* Records provided
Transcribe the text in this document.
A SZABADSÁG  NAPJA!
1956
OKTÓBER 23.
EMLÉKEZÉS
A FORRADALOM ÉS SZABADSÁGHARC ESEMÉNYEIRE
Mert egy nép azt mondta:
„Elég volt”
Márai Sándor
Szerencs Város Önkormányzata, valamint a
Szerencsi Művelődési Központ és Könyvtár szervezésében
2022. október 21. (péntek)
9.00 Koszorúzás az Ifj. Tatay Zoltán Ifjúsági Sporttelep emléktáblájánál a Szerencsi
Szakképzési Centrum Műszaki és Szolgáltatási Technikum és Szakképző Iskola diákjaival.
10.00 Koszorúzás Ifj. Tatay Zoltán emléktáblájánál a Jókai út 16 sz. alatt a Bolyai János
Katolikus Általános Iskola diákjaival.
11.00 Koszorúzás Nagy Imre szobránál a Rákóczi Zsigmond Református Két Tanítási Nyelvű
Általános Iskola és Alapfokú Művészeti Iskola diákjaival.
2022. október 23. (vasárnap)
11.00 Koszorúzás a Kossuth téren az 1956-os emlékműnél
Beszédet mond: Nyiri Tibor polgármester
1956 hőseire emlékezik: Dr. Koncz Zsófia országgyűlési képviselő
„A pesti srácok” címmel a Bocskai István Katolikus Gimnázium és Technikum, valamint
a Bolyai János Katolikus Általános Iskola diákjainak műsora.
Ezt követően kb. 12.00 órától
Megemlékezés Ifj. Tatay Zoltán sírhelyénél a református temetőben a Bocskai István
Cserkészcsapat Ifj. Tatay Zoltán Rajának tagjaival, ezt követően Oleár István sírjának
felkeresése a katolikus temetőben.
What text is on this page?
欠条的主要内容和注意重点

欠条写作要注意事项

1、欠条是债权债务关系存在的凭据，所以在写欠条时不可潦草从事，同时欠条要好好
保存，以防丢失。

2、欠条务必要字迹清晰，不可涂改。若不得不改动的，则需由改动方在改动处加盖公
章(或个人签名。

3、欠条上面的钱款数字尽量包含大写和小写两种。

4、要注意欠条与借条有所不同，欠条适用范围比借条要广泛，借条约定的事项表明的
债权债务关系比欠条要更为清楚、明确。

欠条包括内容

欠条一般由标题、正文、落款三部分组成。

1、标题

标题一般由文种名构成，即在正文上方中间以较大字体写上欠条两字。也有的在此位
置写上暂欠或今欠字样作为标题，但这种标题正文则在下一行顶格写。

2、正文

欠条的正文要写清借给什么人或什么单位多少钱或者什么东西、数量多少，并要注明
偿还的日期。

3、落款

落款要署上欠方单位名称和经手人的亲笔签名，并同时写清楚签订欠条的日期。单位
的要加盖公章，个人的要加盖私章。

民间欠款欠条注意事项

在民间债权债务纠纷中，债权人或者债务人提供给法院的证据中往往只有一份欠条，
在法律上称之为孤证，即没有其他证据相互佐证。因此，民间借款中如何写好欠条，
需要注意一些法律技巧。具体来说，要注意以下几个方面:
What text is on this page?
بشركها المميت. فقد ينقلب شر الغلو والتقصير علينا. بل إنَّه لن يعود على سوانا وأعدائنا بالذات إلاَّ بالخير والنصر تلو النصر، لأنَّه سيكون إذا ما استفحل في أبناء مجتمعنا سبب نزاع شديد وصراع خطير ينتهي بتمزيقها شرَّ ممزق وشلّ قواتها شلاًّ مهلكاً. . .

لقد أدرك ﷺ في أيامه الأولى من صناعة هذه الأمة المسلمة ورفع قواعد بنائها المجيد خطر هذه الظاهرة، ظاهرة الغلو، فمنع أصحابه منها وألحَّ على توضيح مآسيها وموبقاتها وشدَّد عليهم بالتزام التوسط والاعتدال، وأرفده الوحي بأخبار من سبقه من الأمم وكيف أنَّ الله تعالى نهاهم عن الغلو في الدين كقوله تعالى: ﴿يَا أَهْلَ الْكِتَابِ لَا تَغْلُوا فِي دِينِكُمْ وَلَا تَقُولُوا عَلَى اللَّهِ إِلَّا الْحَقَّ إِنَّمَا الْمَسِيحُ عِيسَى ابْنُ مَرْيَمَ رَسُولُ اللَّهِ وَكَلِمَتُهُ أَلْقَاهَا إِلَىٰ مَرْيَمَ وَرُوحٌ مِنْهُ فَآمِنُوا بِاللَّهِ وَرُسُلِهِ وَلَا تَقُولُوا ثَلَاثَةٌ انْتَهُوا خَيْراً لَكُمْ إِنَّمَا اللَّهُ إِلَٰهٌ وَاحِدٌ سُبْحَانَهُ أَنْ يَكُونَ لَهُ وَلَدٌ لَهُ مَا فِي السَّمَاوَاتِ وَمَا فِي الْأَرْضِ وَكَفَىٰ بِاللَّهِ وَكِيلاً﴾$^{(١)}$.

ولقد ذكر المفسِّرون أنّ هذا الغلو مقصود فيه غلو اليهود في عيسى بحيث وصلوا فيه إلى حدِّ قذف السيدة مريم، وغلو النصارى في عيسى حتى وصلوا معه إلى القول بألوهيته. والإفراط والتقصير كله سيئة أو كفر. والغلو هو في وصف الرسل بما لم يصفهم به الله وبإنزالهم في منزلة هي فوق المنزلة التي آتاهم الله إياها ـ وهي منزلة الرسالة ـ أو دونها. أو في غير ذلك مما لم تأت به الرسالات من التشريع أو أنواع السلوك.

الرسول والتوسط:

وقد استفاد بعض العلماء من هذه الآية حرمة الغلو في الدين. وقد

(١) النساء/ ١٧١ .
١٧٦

* Task statement
Output the full listing exactly as it stands.

* Exercise result
Transcribe the text in this document.
A SZABADSÁG  NAPJA!
1956
OKTÓBER 23.
EMLÉKEZÉS
A FORRADALOM ÉS SZABADSÁGHARC ESEMÉNYEIRE
Mert egy nép azt mondta:
„Elég volt”
Márai Sándor
Szerencs Város Önkormányzata, valamint a
Szerencsi Művelődési Központ és Könyvtár szervezésében
2022. október 21. (péntek)
9.00 Koszorúzás az Ifj. Tatay Zoltán Ifjúsági Sporttelep emléktáblájánál a Szerencsi
Szakképzési Centrum Műszaki és Szolgáltatási Technikum és Szakképző Iskola diákjaival.
10.00 Koszorúzás Ifj. Tatay Zoltán emléktáblájánál a Jókai út 16 sz. alatt a Bolyai János
Katolikus Általános Iskola diákjaival.
11.00 Koszorúzás Nagy Imre szobránál a Rákóczi Zsigmond Református Két Tanítási Nyelvű
Általános Iskola és Alapfokú Művészeti Iskola diákjaival.
2022. október 23. (vasárnap)
11.00 Koszorúzás a Kossuth téren az 1956-os emlékműnél
Beszédet mond: Nyiri Tibor polgármester
1956 hőseire emlékezik: Dr. Koncz Zsófia országgyűlési képviselő
„A pesti srácok” címmel a Bocskai István Katolikus Gimnázium és Technikum, valamint
a Bolyai János Katolikus Általános Iskola diákjainak műsora.
Ezt követően kb. 12.00 órától
Megemlékezés Ifj. Tatay Zoltán sírhelyénél a református temetőben a Bocskai István
Cserkészcsapat Ifj. Tatay Zoltán Rajának tagjaival, ezt követően Oleár István sírjának
felkeresése a katolikus temetőben.
What text is on this page?
欠条的主要内容和注意重点

欠条写作要注意事项

1、欠条是债权债务关系存在的凭据，所以在写欠条时不可潦草从事，同时欠条要好好
保存，以防丢失。

2、欠条务必要字迹清晰，不可涂改。若不得不改动的，则需由改动方在改动处加盖公
章(或个人签名。

3、欠条上面的钱款数字尽量包含大写和小写两种。

4、要注意欠条与借条有所不同，欠条适用范围比借条要广泛，借条约定的事项表明的
债权债务关系比欠条要更为清楚、明确。

欠条包括内容

欠条一般由标题、正文、落款三部分组成。

1、标题

标题一般由文种名构成，即在正文上方中间以较大字体写上欠条两字。也有的在此位
置写上暂欠或今欠字样作为标题，但这种标题正文则在下一行顶格写。

2、正文

欠条的正文要写清借给什么人或什么单位多少钱或者什么东西、数量多少，并要注明
偿还的日期。

3、落款

落款要署上欠方单位名称和经手人的亲笔签名，并同时写清楚签订欠条的日期。单位
的要加盖公章，个人的要加盖私章。

民间欠款欠条注意事项

在民间债权债务纠纷中，债权人或者债务人提供给法院的证据中往往只有一份欠条，
在法律上称之为孤证，即没有其他证据相互佐证。因此，民间借款中如何写好欠条，
需要注意一些法律技巧。具体来说，要注意以下几个方面:
What text is on this page?
بشركها المميت. فقد ينقلب شر الغلو والتقصير علينا. بل إنَّه لن يعود على سوانا وأعدائنا بالذات إلاَّ بالخير والنصر تلو النصر، لأنَّه سيكون إذا ما استفحل في أبناء مجتمعنا سبب نزاع شديد وصراع خطير ينتهي بتمزيقها شرَّ ممزق وشلّ قواتها شلاًّ مهلكاً. . .

لقد أدرك ﷺ في أيامه الأولى من صناعة هذه الأمة المسلمة ورفع قواعد بنائها المجيد خطر هذه الظاهرة، ظاهرة الغلو، فمنع أصحابه منها وألحَّ على توضيح مآسيها وموبقاتها وشدَّد عليهم بالتزام التوسط والاعتدال، وأرفده الوحي بأخبار من سبقه من الأمم وكيف أنَّ الله تعالى نهاهم عن الغلو في الدين كقوله تعالى: ﴿يَا أَهْلَ الْكِتَابِ لَا تَغْلُوا فِي دِينِكُمْ وَلَا تَقُولُوا عَلَى اللَّهِ إِلَّا الْحَقَّ إِنَّمَا الْمَسِيحُ عِيسَى ابْنُ مَرْيَمَ رَسُولُ اللَّهِ وَكَلِمَتُهُ أَلْقَاهَا إِلَىٰ مَرْيَمَ وَرُوحٌ مِنْهُ فَآمِنُوا بِاللَّهِ وَرُسُلِهِ وَلَا تَقُولُوا ثَلَاثَةٌ انْتَهُوا خَيْراً لَكُمْ إِنَّمَا اللَّهُ إِلَٰهٌ وَاحِدٌ سُبْحَانَهُ أَنْ يَكُونَ لَهُ وَلَدٌ لَهُ مَا فِي السَّمَاوَاتِ وَمَا فِي الْأَرْضِ وَكَفَىٰ بِاللَّهِ وَكِيلاً﴾$^{(١)}$.

ولقد ذكر المفسِّرون أنّ هذا الغلو مقصود فيه غلو اليهود في عيسى بحيث وصلوا فيه إلى حدِّ قذف السيدة مريم، وغلو النصارى في عيسى حتى وصلوا معه إلى القول بألوهيته. والإفراط والتقصير كله سيئة أو كفر. والغلو هو في وصف الرسل بما لم يصفهم به الله وبإنزالهم في منزلة هي فوق المنزلة التي آتاهم الله إياها ـ وهي منزلة الرسالة ـ أو دونها. أو في غير ذلك مما لم تأت به الرسالات من التشريع أو أنواع السلوك.

الرسول والتوسط:

وقد استفاد بعض العلماء من هذه الآية حرمة الغلو في الدين. وقد

(١) النساء/ ١٧١ .
١٧٦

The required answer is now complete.